═══ EXERCISE INPUT
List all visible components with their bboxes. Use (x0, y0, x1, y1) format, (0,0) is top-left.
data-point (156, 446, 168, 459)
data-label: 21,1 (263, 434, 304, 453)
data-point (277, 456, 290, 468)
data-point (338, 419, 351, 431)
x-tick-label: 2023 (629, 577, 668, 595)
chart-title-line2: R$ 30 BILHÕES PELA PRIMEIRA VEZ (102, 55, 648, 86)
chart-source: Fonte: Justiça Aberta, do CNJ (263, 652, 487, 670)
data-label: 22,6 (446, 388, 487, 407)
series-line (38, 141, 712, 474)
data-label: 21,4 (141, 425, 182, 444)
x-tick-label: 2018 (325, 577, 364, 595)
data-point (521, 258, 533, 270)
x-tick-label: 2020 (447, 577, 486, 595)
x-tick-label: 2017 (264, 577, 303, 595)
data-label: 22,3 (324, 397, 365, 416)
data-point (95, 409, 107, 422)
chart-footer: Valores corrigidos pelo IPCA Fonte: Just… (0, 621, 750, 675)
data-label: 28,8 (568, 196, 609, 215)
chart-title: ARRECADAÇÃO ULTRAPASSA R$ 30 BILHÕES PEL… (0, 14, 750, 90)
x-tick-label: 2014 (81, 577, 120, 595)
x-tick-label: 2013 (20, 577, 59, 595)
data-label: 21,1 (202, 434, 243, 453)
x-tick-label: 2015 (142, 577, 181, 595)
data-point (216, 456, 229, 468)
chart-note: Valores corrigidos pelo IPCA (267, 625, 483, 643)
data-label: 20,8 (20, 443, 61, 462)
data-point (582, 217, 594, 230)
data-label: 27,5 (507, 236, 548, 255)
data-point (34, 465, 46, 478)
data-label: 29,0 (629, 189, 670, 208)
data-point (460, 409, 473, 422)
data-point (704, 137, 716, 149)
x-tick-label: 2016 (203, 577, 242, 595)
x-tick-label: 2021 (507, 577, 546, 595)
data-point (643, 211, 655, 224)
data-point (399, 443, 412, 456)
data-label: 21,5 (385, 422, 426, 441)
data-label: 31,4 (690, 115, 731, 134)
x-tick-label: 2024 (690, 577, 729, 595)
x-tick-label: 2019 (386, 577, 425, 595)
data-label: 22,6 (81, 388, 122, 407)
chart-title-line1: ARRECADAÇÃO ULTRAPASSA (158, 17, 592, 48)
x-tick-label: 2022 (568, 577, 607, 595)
══════
§ GIVEN TASK: Print every line of the data above again, verbatim and in the same order.

§ WRITTEN RESPONSE:
List all visible components with their bboxes. Use (x0, y0, x1, y1) format, (0,0) is top-left.
data-point (156, 446, 168, 459)
data-label: 21,1 (263, 434, 304, 453)
data-point (277, 456, 290, 468)
data-point (338, 419, 351, 431)
x-tick-label: 2023 (629, 577, 668, 595)
chart-title-line2: R$ 30 BILHÕES PELA PRIMEIRA VEZ (102, 55, 648, 86)
chart-source: Fonte: Justiça Aberta, do CNJ (263, 652, 487, 670)
data-label: 22,6 (446, 388, 487, 407)
series-line (38, 141, 712, 474)
data-label: 21,4 (141, 425, 182, 444)
x-tick-label: 2018 (325, 577, 364, 595)
data-point (521, 258, 533, 270)
x-tick-label: 2020 (447, 577, 486, 595)
x-tick-label: 2017 (264, 577, 303, 595)
data-label: 22,3 (324, 397, 365, 416)
data-point (95, 409, 107, 422)
chart-footer: Valores corrigidos pelo IPCA Fonte: Just… (0, 621, 750, 675)
data-label: 28,8 (568, 196, 609, 215)
chart-title: ARRECADAÇÃO ULTRAPASSA R$ 30 BILHÕES PEL… (0, 14, 750, 90)
x-tick-label: 2014 (81, 577, 120, 595)
x-tick-label: 2013 (20, 577, 59, 595)
data-label: 21,1 (202, 434, 243, 453)
x-tick-label: 2015 (142, 577, 181, 595)
data-point (216, 456, 229, 468)
chart-note: Valores corrigidos pelo IPCA (267, 625, 483, 643)
data-label: 20,8 (20, 443, 61, 462)
data-point (582, 217, 594, 230)
data-label: 27,5 (507, 236, 548, 255)
data-point (34, 465, 46, 478)
data-label: 29,0 (629, 189, 670, 208)
data-point (460, 409, 473, 422)
data-point (704, 137, 716, 149)
x-tick-label: 2016 (203, 577, 242, 595)
x-tick-label: 2021 (507, 577, 546, 595)
data-point (643, 211, 655, 224)
data-point (399, 443, 412, 456)
data-label: 21,5 (385, 422, 426, 441)
data-label: 31,4 (690, 115, 731, 134)
x-tick-label: 2024 (690, 577, 729, 595)
x-tick-label: 2019 (386, 577, 425, 595)
data-label: 22,6 (81, 388, 122, 407)
chart-title-line1: ARRECADAÇÃO ULTRAPASSA (158, 17, 592, 48)
x-tick-label: 2022 (568, 577, 607, 595)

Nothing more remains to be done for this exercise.